• AIM:
Gather the lines from the material that contain "this".

• SUPPLIED INFORMATION:
######

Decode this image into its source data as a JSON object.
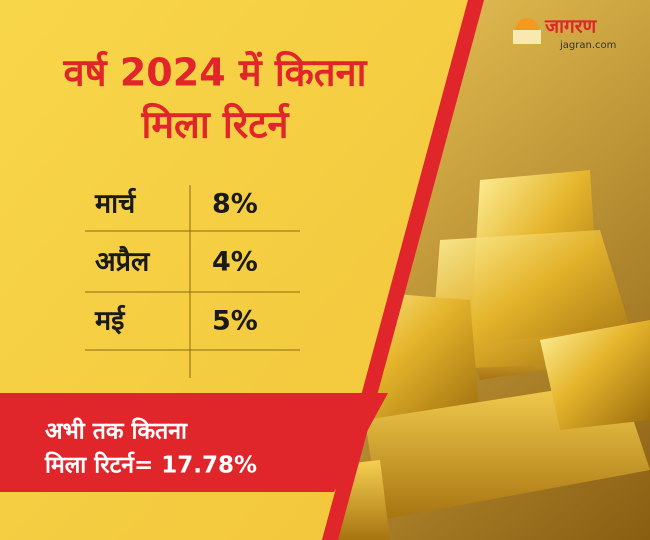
{
  "brand": {
    "name": "जागरण",
    "site": "jagran.com"
  },
  "title": [
    "वर्ष 2024 में कितना",
    "मिला रिटर्न"
  ],
  "table": {
    "rows": [
      [
        "मार्च",
        "8%"
      ],
      [
        "अप्रैल",
        "4%"
      ],
      [
        "मई",
        "5%"
      ]
    ]
  },
  "footer": [
    "अभी तक कितना",
    "मिला रिटर्न= 17.78%"
  ]
}
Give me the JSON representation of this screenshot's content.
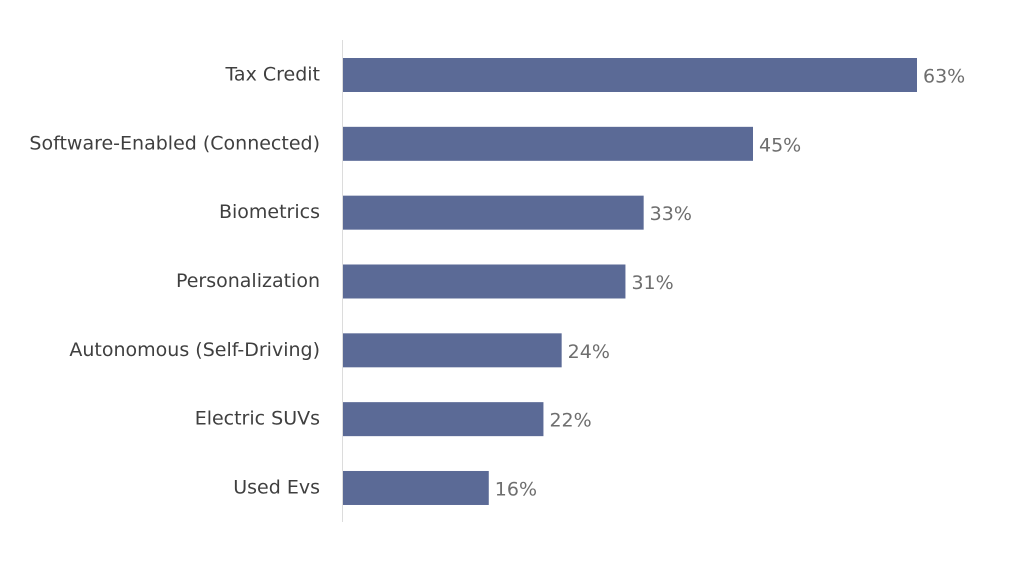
{
  "chart_data": {
    "type": "bar",
    "orientation": "horizontal",
    "categories": [
      "Tax Credit",
      "Software-Enabled (Connected)",
      "Biometrics",
      "Personalization",
      "Autonomous (Self-Driving)",
      "Electric SUVs",
      "Used Evs"
    ],
    "values": [
      63,
      45,
      33,
      31,
      24,
      22,
      16
    ],
    "value_labels": [
      "63%",
      "45%",
      "33%",
      "31%",
      "24%",
      "22%",
      "16%"
    ],
    "title": "",
    "xlabel": "",
    "ylabel": "",
    "xlim": [
      0,
      63
    ],
    "grid": false,
    "legend": "none",
    "colors": {
      "bar": "#5b6a96",
      "category_text": "#3f3f3f",
      "value_text": "#6e6e6e",
      "axis": "#dcdcdc"
    }
  }
}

######

• EXERCISE RESPONSE:
Decode this image into its source data as a JSON object.
Give me the JSON representation of this screenshot's content.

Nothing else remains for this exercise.